RECORDS FOR THIS TASK —
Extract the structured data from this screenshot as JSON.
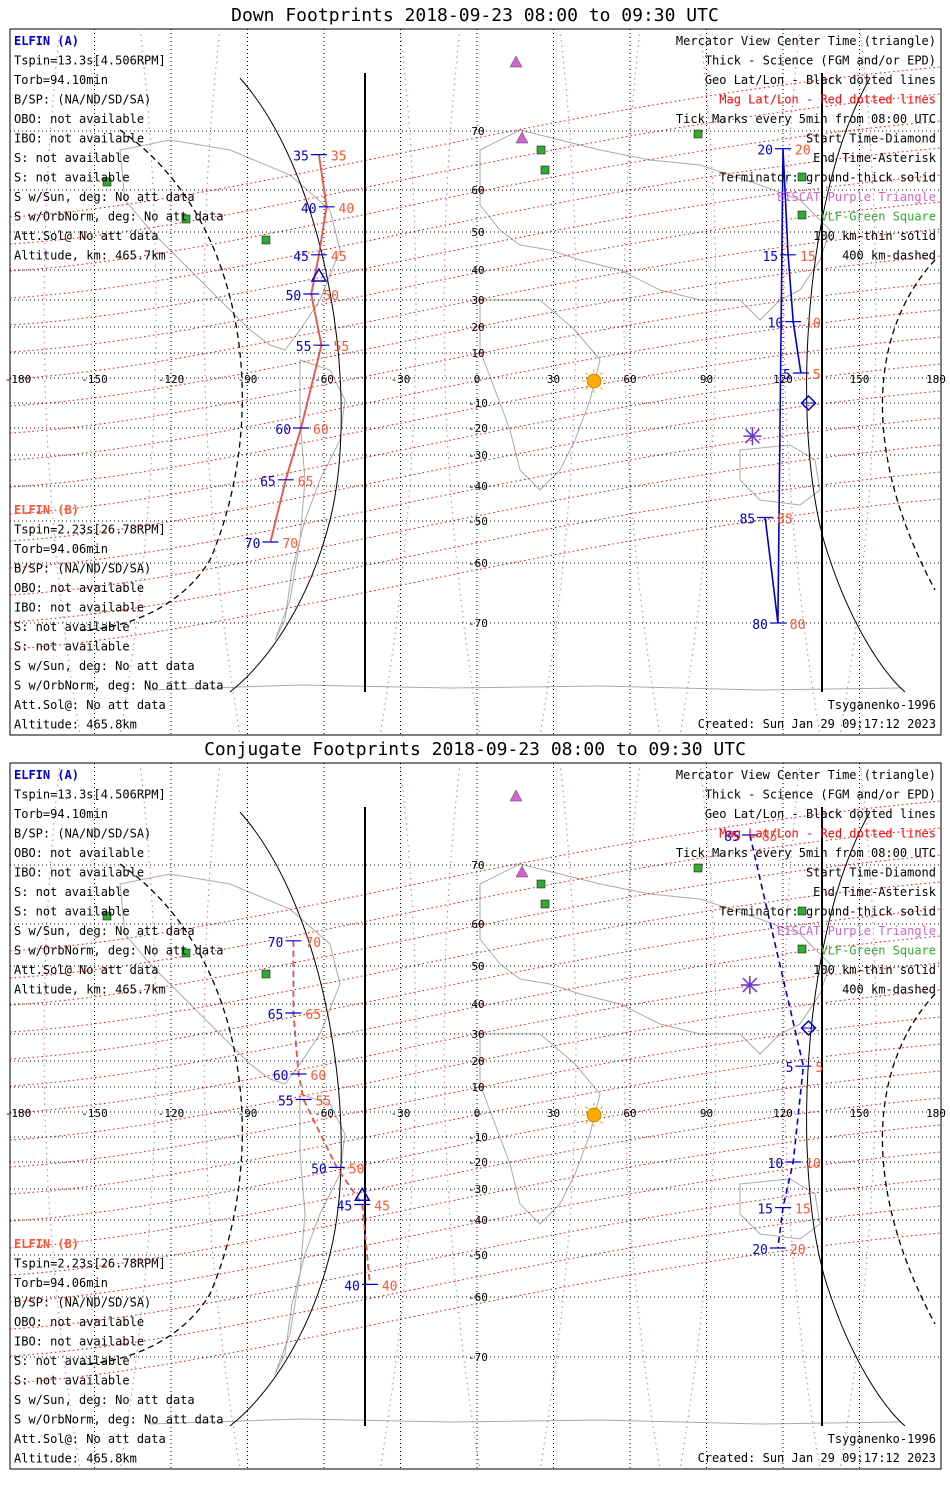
{
  "panels": [
    {
      "title": "Down Footprints 2018-09-23 08:00 to 09:30 UTC",
      "kind": "down",
      "elfin_a": {
        "name": "ELFIN (A)",
        "lines": [
          "Tspin=13.3s[4.506RPM]",
          "Torb=94.10min",
          "B/SP: (NA/ND/SD/SA)",
          "OBO: not available",
          "IBO: not available",
          "S: not available",
          "S: not available",
          "S w/Sun, deg: No att data",
          "S w/OrbNorm, deg: No att data",
          "Att.Sol@ No att data",
          "Altitude, km: 465.7km"
        ]
      },
      "elfin_b": {
        "name": "ELFIN (B)",
        "lines": [
          "Tspin=2.23s[26.78RPM]",
          "Torb=94.06min",
          "B/SP: (NA/ND/SD/SA)",
          "OBO: not available",
          "IBO: not available",
          "S: not available",
          "S: not available",
          "S w/Sun, deg: No att data",
          "S w/OrbNorm, deg: No att data",
          "Att.Sol@: No att data",
          "Altitude: 465.8km"
        ]
      },
      "legend": [
        {
          "text": "Mercator View Center Time (triangle)",
          "color": "#000000"
        },
        {
          "text": "Thick - Science (FGM and/or EPD)",
          "color": "#000000"
        },
        {
          "text": "Geo Lat/Lon - Black dotted lines",
          "color": "#000000"
        },
        {
          "text": "Mag Lat/Lon - Red dotted lines",
          "color": "#ff0000"
        },
        {
          "text": "Tick Marks every 5min from 08:00 UTC",
          "color": "#000000"
        },
        {
          "text": "Start Time-Diamond",
          "color": "#000000"
        },
        {
          "text": "End Time-Asterisk",
          "color": "#000000"
        },
        {
          "text": "Terminator: ground-thick solid",
          "color": "#000000"
        },
        {
          "text": "EISCAT-Purple Triangle",
          "color": "#cc66cc"
        },
        {
          "text": "VLF-Green Square",
          "color": "#33aa33"
        },
        {
          "text": "100 km-thin solid",
          "color": "#000000"
        },
        {
          "text": "400 km-dashed",
          "color": "#000000"
        }
      ],
      "footer_left": "",
      "footer_right1": "Tsyganenko-1996",
      "footer_right2": "Created: Sun Jan 29 09:17:12 2023",
      "ticks_a": [
        {
          "min": "35",
          "lon": -62,
          "lat": 66
        },
        {
          "min": "40",
          "lon": -59,
          "lat": 56
        },
        {
          "min": "45",
          "lon": -62,
          "lat": 44
        },
        {
          "min": "50",
          "lon": -65,
          "lat": 32
        },
        {
          "min": "55",
          "lon": -61,
          "lat": 13
        },
        {
          "min": "60",
          "lon": -69,
          "lat": -20
        },
        {
          "min": "65",
          "lon": -75,
          "lat": -38
        },
        {
          "min": "70",
          "lon": -81,
          "lat": -55
        }
      ],
      "ticks_b": [
        {
          "min": "5",
          "lon": 127,
          "lat": 2
        },
        {
          "min": "10",
          "lon": 124,
          "lat": 22
        },
        {
          "min": "15",
          "lon": 122,
          "lat": 44
        },
        {
          "min": "20",
          "lon": 120,
          "lat": 67
        },
        {
          "min": "80",
          "lon": 118,
          "lat": -70
        },
        {
          "min": "85",
          "lon": 113,
          "lat": -49
        }
      ],
      "triangle_lonlat": [
        -62,
        38
      ],
      "diamond_lonlat": [
        130,
        -10
      ],
      "asterisk_lonlat": [
        108,
        -23
      ]
    },
    {
      "title": "Conjugate Footprints 2018-09-23 08:00 to 09:30 UTC",
      "kind": "conj",
      "elfin_a": {
        "name": "ELFIN (A)",
        "lines": [
          "Tspin=13.3s[4.506RPM]",
          "Torb=94.10min",
          "B/SP: (NA/ND/SD/SA)",
          "OBO: not available",
          "IBO: not available",
          "S: not available",
          "S: not available",
          "S w/Sun, deg: No att data",
          "S w/OrbNorm, deg: No att data",
          "Att.Sol@ No att data",
          "Altitude, km: 465.7km"
        ]
      },
      "elfin_b": {
        "name": "ELFIN (B)",
        "lines": [
          "Tspin=2.23s[26.78RPM]",
          "Torb=94.06min",
          "B/SP: (NA/ND/SD/SA)",
          "OBO: not available",
          "IBO: not available",
          "S: not available",
          "S: not available",
          "S w/Sun, deg: No att data",
          "S w/OrbNorm, deg: No att data",
          "Att.Sol@: No att data",
          "Altitude: 465.8km"
        ]
      },
      "legend": [
        {
          "text": "Mercator View Center Time (triangle)",
          "color": "#000000"
        },
        {
          "text": "Thick - Science (FGM and/or EPD)",
          "color": "#000000"
        },
        {
          "text": "Geo Lat/Lon - Black dotted lines",
          "color": "#000000"
        },
        {
          "text": "Mag Lat/Lon - Red dotted lines",
          "color": "#ff0000"
        },
        {
          "text": "Tick Marks every 5min from 08:00 UTC",
          "color": "#000000"
        },
        {
          "text": "Start Time-Diamond",
          "color": "#000000"
        },
        {
          "text": "End Time-Asterisk",
          "color": "#000000"
        },
        {
          "text": "Terminator: ground-thick solid",
          "color": "#000000"
        },
        {
          "text": "EISCAT-Purple Triangle",
          "color": "#cc66cc"
        },
        {
          "text": "VLF-Green Square",
          "color": "#33aa33"
        },
        {
          "text": "100 km-thin solid",
          "color": "#000000"
        },
        {
          "text": "400 km-dashed",
          "color": "#000000"
        }
      ],
      "footer_right1": "Tsyganenko-1996",
      "footer_right2": "Created: Sun Jan 29 09:17:12 2023",
      "ticks_a": [
        {
          "min": "70",
          "lon": -72,
          "lat": 56
        },
        {
          "min": "65",
          "lon": -72,
          "lat": 37
        },
        {
          "min": "60",
          "lon": -70,
          "lat": 15
        },
        {
          "min": "55",
          "lon": -68,
          "lat": 5
        },
        {
          "min": "50",
          "lon": -55,
          "lat": -22
        },
        {
          "min": "45",
          "lon": -45,
          "lat": -35
        },
        {
          "min": "40",
          "lon": -42,
          "lat": -57
        }
      ],
      "ticks_b": [
        {
          "min": "85",
          "lon": 107,
          "lat": 75
        },
        {
          "min": "5",
          "lon": 128,
          "lat": 18
        },
        {
          "min": "10",
          "lon": 124,
          "lat": -20
        },
        {
          "min": "15",
          "lon": 120,
          "lat": -36
        },
        {
          "min": "20",
          "lon": 118,
          "lat": -48
        }
      ],
      "triangle_lonlat": [
        -45,
        -32
      ],
      "diamond_lonlat": [
        130,
        32
      ],
      "asterisk_lonlat": [
        107,
        45
      ]
    }
  ],
  "map": {
    "lon_ticks": [
      "-180",
      "-150",
      "-120",
      "-90",
      "-60",
      "-30",
      "0",
      "30",
      "60",
      "90",
      "120",
      "150",
      "180"
    ],
    "lat_ticks": [
      "70",
      "60",
      "50",
      "40",
      "30",
      "20",
      "10",
      "-10",
      "-20",
      "-30",
      "-40",
      "-50",
      "-60",
      "-70"
    ]
  },
  "colors": {
    "elfin_a": "#0000cc",
    "elfin_b": "#ff5533",
    "magnetic_grid": "#ff0000",
    "eiscat": "#cc66cc",
    "vlf": "#33aa33",
    "sun": "#ffaa00"
  }
}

DIRECTIVE — Reproduce every entry word for word, but skip any pictures.

EXPECTED ANSWER —
Extract the structured data from this screenshot as JSON.
{
  "panels": [
    {
      "title": "Down Footprints 2018-09-23 08:00 to 09:30 UTC",
      "kind": "down",
      "elfin_a": {
        "name": "ELFIN (A)",
        "lines": [
          "Tspin=13.3s[4.506RPM]",
          "Torb=94.10min",
          "B/SP: (NA/ND/SD/SA)",
          "OBO: not available",
          "IBO: not available",
          "S: not available",
          "S: not available",
          "S w/Sun, deg: No att data",
          "S w/OrbNorm, deg: No att data",
          "Att.Sol@ No att data",
          "Altitude, km: 465.7km"
        ]
      },
      "elfin_b": {
        "name": "ELFIN (B)",
        "lines": [
          "Tspin=2.23s[26.78RPM]",
          "Torb=94.06min",
          "B/SP: (NA/ND/SD/SA)",
          "OBO: not available",
          "IBO: not available",
          "S: not available",
          "S: not available",
          "S w/Sun, deg: No att data",
          "S w/OrbNorm, deg: No att data",
          "Att.Sol@: No att data",
          "Altitude: 465.8km"
        ]
      },
      "legend": [
        {
          "text": "Mercator View Center Time (triangle)",
          "color": "#000000"
        },
        {
          "text": "Thick - Science (FGM and/or EPD)",
          "color": "#000000"
        },
        {
          "text": "Geo Lat/Lon - Black dotted lines",
          "color": "#000000"
        },
        {
          "text": "Mag Lat/Lon - Red dotted lines",
          "color": "#ff0000"
        },
        {
          "text": "Tick Marks every 5min from 08:00 UTC",
          "color": "#000000"
        },
        {
          "text": "Start Time-Diamond",
          "color": "#000000"
        },
        {
          "text": "End Time-Asterisk",
          "color": "#000000"
        },
        {
          "text": "Terminator: ground-thick solid",
          "color": "#000000"
        },
        {
          "text": "EISCAT-Purple Triangle",
          "color": "#cc66cc"
        },
        {
          "text": "VLF-Green Square",
          "color": "#33aa33"
        },
        {
          "text": "100 km-thin solid",
          "color": "#000000"
        },
        {
          "text": "400 km-dashed",
          "color": "#000000"
        }
      ],
      "footer_left": "",
      "footer_right1": "Tsyganenko-1996",
      "footer_right2": "Created: Sun Jan 29 09:17:12 2023",
      "ticks_a": [
        {
          "min": "35",
          "lon": -62,
          "lat": 66
        },
        {
          "min": "40",
          "lon": -59,
          "lat": 56
        },
        {
          "min": "45",
          "lon": -62,
          "lat": 44
        },
        {
          "min": "50",
          "lon": -65,
          "lat": 32
        },
        {
          "min": "55",
          "lon": -61,
          "lat": 13
        },
        {
          "min": "60",
          "lon": -69,
          "lat": -20
        },
        {
          "min": "65",
          "lon": -75,
          "lat": -38
        },
        {
          "min": "70",
          "lon": -81,
          "lat": -55
        }
      ],
      "ticks_b": [
        {
          "min": "5",
          "lon": 127,
          "lat": 2
        },
        {
          "min": "10",
          "lon": 124,
          "lat": 22
        },
        {
          "min": "15",
          "lon": 122,
          "lat": 44
        },
        {
          "min": "20",
          "lon": 120,
          "lat": 67
        },
        {
          "min": "80",
          "lon": 118,
          "lat": -70
        },
        {
          "min": "85",
          "lon": 113,
          "lat": -49
        }
      ],
      "triangle_lonlat": [
        -62,
        38
      ],
      "diamond_lonlat": [
        130,
        -10
      ],
      "asterisk_lonlat": [
        108,
        -23
      ]
    },
    {
      "title": "Conjugate Footprints 2018-09-23 08:00 to 09:30 UTC",
      "kind": "conj",
      "elfin_a": {
        "name": "ELFIN (A)",
        "lines": [
          "Tspin=13.3s[4.506RPM]",
          "Torb=94.10min",
          "B/SP: (NA/ND/SD/SA)",
          "OBO: not available",
          "IBO: not available",
          "S: not available",
          "S: not available",
          "S w/Sun, deg: No att data",
          "S w/OrbNorm, deg: No att data",
          "Att.Sol@ No att data",
          "Altitude, km: 465.7km"
        ]
      },
      "elfin_b": {
        "name": "ELFIN (B)",
        "lines": [
          "Tspin=2.23s[26.78RPM]",
          "Torb=94.06min",
          "B/SP: (NA/ND/SD/SA)",
          "OBO: not available",
          "IBO: not available",
          "S: not available",
          "S: not available",
          "S w/Sun, deg: No att data",
          "S w/OrbNorm, deg: No att data",
          "Att.Sol@: No att data",
          "Altitude: 465.8km"
        ]
      },
      "legend": [
        {
          "text": "Mercator View Center Time (triangle)",
          "color": "#000000"
        },
        {
          "text": "Thick - Science (FGM and/or EPD)",
          "color": "#000000"
        },
        {
          "text": "Geo Lat/Lon - Black dotted lines",
          "color": "#000000"
        },
        {
          "text": "Mag Lat/Lon - Red dotted lines",
          "color": "#ff0000"
        },
        {
          "text": "Tick Marks every 5min from 08:00 UTC",
          "color": "#000000"
        },
        {
          "text": "Start Time-Diamond",
          "color": "#000000"
        },
        {
          "text": "End Time-Asterisk",
          "color": "#000000"
        },
        {
          "text": "Terminator: ground-thick solid",
          "color": "#000000"
        },
        {
          "text": "EISCAT-Purple Triangle",
          "color": "#cc66cc"
        },
        {
          "text": "VLF-Green Square",
          "color": "#33aa33"
        },
        {
          "text": "100 km-thin solid",
          "color": "#000000"
        },
        {
          "text": "400 km-dashed",
          "color": "#000000"
        }
      ],
      "footer_right1": "Tsyganenko-1996",
      "footer_right2": "Created: Sun Jan 29 09:17:12 2023",
      "ticks_a": [
        {
          "min": "70",
          "lon": -72,
          "lat": 56
        },
        {
          "min": "65",
          "lon": -72,
          "lat": 37
        },
        {
          "min": "60",
          "lon": -70,
          "lat": 15
        },
        {
          "min": "55",
          "lon": -68,
          "lat": 5
        },
        {
          "min": "50",
          "lon": -55,
          "lat": -22
        },
        {
          "min": "45",
          "lon": -45,
          "lat": -35
        },
        {
          "min": "40",
          "lon": -42,
          "lat": -57
        }
      ],
      "ticks_b": [
        {
          "min": "85",
          "lon": 107,
          "lat": 75
        },
        {
          "min": "5",
          "lon": 128,
          "lat": 18
        },
        {
          "min": "10",
          "lon": 124,
          "lat": -20
        },
        {
          "min": "15",
          "lon": 120,
          "lat": -36
        },
        {
          "min": "20",
          "lon": 118,
          "lat": -48
        }
      ],
      "triangle_lonlat": [
        -45,
        -32
      ],
      "diamond_lonlat": [
        130,
        32
      ],
      "asterisk_lonlat": [
        107,
        45
      ]
    }
  ],
  "map": {
    "lon_ticks": [
      "-180",
      "-150",
      "-120",
      "-90",
      "-60",
      "-30",
      "0",
      "30",
      "60",
      "90",
      "120",
      "150",
      "180"
    ],
    "lat_ticks": [
      "70",
      "60",
      "50",
      "40",
      "30",
      "20",
      "10",
      "-10",
      "-20",
      "-30",
      "-40",
      "-50",
      "-60",
      "-70"
    ]
  },
  "colors": {
    "elfin_a": "#0000cc",
    "elfin_b": "#ff5533",
    "magnetic_grid": "#ff0000",
    "eiscat": "#cc66cc",
    "vlf": "#33aa33",
    "sun": "#ffaa00"
  }
}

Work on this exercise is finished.